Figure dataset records

======

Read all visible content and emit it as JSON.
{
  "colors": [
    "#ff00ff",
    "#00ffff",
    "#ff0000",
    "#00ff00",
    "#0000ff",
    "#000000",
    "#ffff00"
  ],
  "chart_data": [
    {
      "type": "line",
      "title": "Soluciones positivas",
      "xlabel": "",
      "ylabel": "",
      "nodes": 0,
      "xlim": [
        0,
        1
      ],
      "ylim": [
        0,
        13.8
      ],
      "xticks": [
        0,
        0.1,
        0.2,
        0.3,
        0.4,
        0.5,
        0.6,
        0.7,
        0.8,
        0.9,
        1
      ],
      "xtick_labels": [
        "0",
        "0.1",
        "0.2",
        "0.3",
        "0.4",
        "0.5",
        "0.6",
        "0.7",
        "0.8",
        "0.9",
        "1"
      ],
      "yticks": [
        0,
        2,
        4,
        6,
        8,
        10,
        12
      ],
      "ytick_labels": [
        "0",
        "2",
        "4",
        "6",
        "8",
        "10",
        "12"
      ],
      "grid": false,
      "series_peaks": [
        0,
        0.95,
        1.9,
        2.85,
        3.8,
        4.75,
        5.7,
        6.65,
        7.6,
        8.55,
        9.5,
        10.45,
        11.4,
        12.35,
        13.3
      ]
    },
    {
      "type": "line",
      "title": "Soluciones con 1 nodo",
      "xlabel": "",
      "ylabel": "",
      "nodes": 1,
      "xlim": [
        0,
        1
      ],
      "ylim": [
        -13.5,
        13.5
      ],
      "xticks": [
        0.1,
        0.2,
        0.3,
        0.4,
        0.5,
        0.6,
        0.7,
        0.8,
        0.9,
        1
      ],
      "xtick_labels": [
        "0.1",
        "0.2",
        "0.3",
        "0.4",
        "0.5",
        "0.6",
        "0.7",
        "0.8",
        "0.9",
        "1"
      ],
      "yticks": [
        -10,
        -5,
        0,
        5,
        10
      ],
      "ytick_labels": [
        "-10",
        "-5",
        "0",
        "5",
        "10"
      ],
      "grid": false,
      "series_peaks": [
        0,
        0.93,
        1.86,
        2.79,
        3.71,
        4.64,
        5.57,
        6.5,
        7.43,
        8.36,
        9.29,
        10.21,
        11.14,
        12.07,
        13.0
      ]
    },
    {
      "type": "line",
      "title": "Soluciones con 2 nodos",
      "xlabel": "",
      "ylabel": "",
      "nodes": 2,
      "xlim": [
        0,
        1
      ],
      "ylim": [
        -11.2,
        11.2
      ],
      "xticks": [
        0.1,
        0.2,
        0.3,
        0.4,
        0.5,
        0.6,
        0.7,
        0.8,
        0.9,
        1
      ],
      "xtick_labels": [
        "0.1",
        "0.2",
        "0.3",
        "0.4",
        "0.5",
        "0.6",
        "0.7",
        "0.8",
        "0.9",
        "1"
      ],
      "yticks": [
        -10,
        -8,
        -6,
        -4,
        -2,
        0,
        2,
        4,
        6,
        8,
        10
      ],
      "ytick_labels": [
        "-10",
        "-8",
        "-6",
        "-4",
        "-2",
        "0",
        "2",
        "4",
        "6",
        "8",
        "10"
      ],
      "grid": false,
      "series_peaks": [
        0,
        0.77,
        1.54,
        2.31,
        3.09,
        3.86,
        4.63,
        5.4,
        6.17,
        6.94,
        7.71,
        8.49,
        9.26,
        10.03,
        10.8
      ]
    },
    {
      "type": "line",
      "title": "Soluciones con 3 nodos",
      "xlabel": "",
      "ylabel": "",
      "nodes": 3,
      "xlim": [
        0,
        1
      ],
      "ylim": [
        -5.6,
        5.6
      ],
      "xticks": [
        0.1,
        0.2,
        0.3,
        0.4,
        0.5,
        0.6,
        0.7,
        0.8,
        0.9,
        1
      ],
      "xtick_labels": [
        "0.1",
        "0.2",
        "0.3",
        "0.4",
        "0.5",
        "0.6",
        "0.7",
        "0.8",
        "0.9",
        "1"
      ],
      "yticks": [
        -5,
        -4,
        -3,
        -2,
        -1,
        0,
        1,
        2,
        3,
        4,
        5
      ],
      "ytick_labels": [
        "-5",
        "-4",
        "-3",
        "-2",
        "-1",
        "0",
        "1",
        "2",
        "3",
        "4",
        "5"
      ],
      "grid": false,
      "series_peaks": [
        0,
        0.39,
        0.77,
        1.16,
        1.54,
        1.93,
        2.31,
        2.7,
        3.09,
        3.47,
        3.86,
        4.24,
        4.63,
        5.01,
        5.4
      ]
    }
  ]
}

======

Write out the records shown above, exactly as they appear.

Read all visible content and emit it as JSON.
{
  "colors": [
    "#ff00ff",
    "#00ffff",
    "#ff0000",
    "#00ff00",
    "#0000ff",
    "#000000",
    "#ffff00"
  ],
  "chart_data": [
    {
      "type": "line",
      "title": "Soluciones positivas",
      "xlabel": "",
      "ylabel": "",
      "nodes": 0,
      "xlim": [
        0,
        1
      ],
      "ylim": [
        0,
        13.8
      ],
      "xticks": [
        0,
        0.1,
        0.2,
        0.3,
        0.4,
        0.5,
        0.6,
        0.7,
        0.8,
        0.9,
        1
      ],
      "xtick_labels": [
        "0",
        "0.1",
        "0.2",
        "0.3",
        "0.4",
        "0.5",
        "0.6",
        "0.7",
        "0.8",
        "0.9",
        "1"
      ],
      "yticks": [
        0,
        2,
        4,
        6,
        8,
        10,
        12
      ],
      "ytick_labels": [
        "0",
        "2",
        "4",
        "6",
        "8",
        "10",
        "12"
      ],
      "grid": false,
      "series_peaks": [
        0,
        0.95,
        1.9,
        2.85,
        3.8,
        4.75,
        5.7,
        6.65,
        7.6,
        8.55,
        9.5,
        10.45,
        11.4,
        12.35,
        13.3
      ]
    },
    {
      "type": "line",
      "title": "Soluciones con 1 nodo",
      "xlabel": "",
      "ylabel": "",
      "nodes": 1,
      "xlim": [
        0,
        1
      ],
      "ylim": [
        -13.5,
        13.5
      ],
      "xticks": [
        0.1,
        0.2,
        0.3,
        0.4,
        0.5,
        0.6,
        0.7,
        0.8,
        0.9,
        1
      ],
      "xtick_labels": [
        "0.1",
        "0.2",
        "0.3",
        "0.4",
        "0.5",
        "0.6",
        "0.7",
        "0.8",
        "0.9",
        "1"
      ],
      "yticks": [
        -10,
        -5,
        0,
        5,
        10
      ],
      "ytick_labels": [
        "-10",
        "-5",
        "0",
        "5",
        "10"
      ],
      "grid": false,
      "series_peaks": [
        0,
        0.93,
        1.86,
        2.79,
        3.71,
        4.64,
        5.57,
        6.5,
        7.43,
        8.36,
        9.29,
        10.21,
        11.14,
        12.07,
        13.0
      ]
    },
    {
      "type": "line",
      "title": "Soluciones con 2 nodos",
      "xlabel": "",
      "ylabel": "",
      "nodes": 2,
      "xlim": [
        0,
        1
      ],
      "ylim": [
        -11.2,
        11.2
      ],
      "xticks": [
        0.1,
        0.2,
        0.3,
        0.4,
        0.5,
        0.6,
        0.7,
        0.8,
        0.9,
        1
      ],
      "xtick_labels": [
        "0.1",
        "0.2",
        "0.3",
        "0.4",
        "0.5",
        "0.6",
        "0.7",
        "0.8",
        "0.9",
        "1"
      ],
      "yticks": [
        -10,
        -8,
        -6,
        -4,
        -2,
        0,
        2,
        4,
        6,
        8,
        10
      ],
      "ytick_labels": [
        "-10",
        "-8",
        "-6",
        "-4",
        "-2",
        "0",
        "2",
        "4",
        "6",
        "8",
        "10"
      ],
      "grid": false,
      "series_peaks": [
        0,
        0.77,
        1.54,
        2.31,
        3.09,
        3.86,
        4.63,
        5.4,
        6.17,
        6.94,
        7.71,
        8.49,
        9.26,
        10.03,
        10.8
      ]
    },
    {
      "type": "line",
      "title": "Soluciones con 3 nodos",
      "xlabel": "",
      "ylabel": "",
      "nodes": 3,
      "xlim": [
        0,
        1
      ],
      "ylim": [
        -5.6,
        5.6
      ],
      "xticks": [
        0.1,
        0.2,
        0.3,
        0.4,
        0.5,
        0.6,
        0.7,
        0.8,
        0.9,
        1
      ],
      "xtick_labels": [
        "0.1",
        "0.2",
        "0.3",
        "0.4",
        "0.5",
        "0.6",
        "0.7",
        "0.8",
        "0.9",
        "1"
      ],
      "yticks": [
        -5,
        -4,
        -3,
        -2,
        -1,
        0,
        1,
        2,
        3,
        4,
        5
      ],
      "ytick_labels": [
        "-5",
        "-4",
        "-3",
        "-2",
        "-1",
        "0",
        "1",
        "2",
        "3",
        "4",
        "5"
      ],
      "grid": false,
      "series_peaks": [
        0,
        0.39,
        0.77,
        1.16,
        1.54,
        1.93,
        2.31,
        2.7,
        3.09,
        3.47,
        3.86,
        4.24,
        4.63,
        5.01,
        5.4
      ]
    }
  ]
}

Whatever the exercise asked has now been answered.